* RECORDS FOR THE TASK:
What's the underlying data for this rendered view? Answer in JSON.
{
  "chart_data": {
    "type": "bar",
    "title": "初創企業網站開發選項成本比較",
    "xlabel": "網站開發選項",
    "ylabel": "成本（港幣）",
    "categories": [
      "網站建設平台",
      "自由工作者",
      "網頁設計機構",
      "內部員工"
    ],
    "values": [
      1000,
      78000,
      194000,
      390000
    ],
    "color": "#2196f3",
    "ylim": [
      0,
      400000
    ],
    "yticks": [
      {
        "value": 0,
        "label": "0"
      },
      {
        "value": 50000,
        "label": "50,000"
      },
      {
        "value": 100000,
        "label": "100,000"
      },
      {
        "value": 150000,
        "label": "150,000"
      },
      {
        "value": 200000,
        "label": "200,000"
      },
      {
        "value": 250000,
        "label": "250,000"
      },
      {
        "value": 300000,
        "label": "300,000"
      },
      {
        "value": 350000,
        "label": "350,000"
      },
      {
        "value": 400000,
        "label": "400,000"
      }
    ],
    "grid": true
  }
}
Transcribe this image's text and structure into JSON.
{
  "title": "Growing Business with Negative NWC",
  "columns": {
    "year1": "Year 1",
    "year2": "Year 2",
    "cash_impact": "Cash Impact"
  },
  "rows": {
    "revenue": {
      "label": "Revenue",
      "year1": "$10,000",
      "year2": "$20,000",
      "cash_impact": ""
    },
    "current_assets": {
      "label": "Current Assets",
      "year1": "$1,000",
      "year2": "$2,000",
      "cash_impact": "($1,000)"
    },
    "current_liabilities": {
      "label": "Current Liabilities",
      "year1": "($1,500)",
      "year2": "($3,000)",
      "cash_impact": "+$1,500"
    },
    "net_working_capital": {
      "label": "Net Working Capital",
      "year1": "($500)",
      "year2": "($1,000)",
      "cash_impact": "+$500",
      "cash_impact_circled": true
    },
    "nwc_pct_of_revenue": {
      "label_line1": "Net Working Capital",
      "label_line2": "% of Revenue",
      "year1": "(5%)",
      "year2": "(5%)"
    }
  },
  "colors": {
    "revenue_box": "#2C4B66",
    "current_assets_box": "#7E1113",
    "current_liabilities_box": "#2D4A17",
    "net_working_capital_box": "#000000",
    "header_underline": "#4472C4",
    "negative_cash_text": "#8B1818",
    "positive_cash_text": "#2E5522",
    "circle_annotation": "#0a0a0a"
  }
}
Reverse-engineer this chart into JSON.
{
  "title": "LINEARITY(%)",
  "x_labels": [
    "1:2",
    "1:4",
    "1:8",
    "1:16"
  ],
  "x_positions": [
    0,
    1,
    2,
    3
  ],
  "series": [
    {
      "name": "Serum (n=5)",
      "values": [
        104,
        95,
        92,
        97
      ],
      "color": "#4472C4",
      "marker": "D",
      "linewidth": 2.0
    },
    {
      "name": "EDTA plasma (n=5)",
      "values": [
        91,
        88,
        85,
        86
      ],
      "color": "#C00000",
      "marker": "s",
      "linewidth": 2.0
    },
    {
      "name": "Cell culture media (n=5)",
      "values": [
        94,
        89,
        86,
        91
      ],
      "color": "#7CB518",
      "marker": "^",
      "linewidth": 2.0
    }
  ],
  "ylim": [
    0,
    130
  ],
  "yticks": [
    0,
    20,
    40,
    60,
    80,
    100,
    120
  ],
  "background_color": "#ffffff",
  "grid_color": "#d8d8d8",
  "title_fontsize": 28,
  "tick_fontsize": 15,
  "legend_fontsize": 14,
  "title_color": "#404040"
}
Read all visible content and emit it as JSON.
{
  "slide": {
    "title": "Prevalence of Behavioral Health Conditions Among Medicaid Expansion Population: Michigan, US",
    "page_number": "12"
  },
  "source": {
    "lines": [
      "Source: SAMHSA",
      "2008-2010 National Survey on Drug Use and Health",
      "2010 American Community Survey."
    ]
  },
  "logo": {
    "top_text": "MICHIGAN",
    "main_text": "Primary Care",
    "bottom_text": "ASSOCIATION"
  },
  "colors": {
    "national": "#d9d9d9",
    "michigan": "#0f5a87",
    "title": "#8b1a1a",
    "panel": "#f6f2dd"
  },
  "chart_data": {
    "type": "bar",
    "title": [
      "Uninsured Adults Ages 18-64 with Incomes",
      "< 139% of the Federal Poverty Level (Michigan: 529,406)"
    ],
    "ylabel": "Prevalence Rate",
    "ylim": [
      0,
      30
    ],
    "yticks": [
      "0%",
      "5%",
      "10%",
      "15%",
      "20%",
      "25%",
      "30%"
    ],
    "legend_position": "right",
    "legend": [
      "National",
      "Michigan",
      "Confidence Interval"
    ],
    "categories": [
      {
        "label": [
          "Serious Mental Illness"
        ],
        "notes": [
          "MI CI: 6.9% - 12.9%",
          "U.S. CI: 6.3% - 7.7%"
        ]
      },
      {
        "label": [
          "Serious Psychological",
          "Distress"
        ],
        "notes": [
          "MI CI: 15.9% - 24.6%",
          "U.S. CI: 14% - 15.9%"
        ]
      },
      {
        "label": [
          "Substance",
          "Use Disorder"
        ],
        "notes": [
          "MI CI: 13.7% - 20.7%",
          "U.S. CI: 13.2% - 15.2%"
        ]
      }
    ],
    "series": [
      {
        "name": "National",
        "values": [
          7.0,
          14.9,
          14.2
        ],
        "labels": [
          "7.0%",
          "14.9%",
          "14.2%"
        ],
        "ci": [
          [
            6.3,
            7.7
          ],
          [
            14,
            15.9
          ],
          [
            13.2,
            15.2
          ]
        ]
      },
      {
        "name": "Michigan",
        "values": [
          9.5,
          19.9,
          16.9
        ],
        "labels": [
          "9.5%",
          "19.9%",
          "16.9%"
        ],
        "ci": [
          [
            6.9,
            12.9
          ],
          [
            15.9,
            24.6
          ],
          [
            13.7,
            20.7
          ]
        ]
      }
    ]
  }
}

* WORK TO DO: Search the records for the word "Health", then list every line that has it.

* THE SOLUTION:
    "title": "Prevalence of Behavioral Health Conditions Among Medicaid Expansion Population: Michigan, US",
      "2008-2010 National Survey on Drug Use and Health",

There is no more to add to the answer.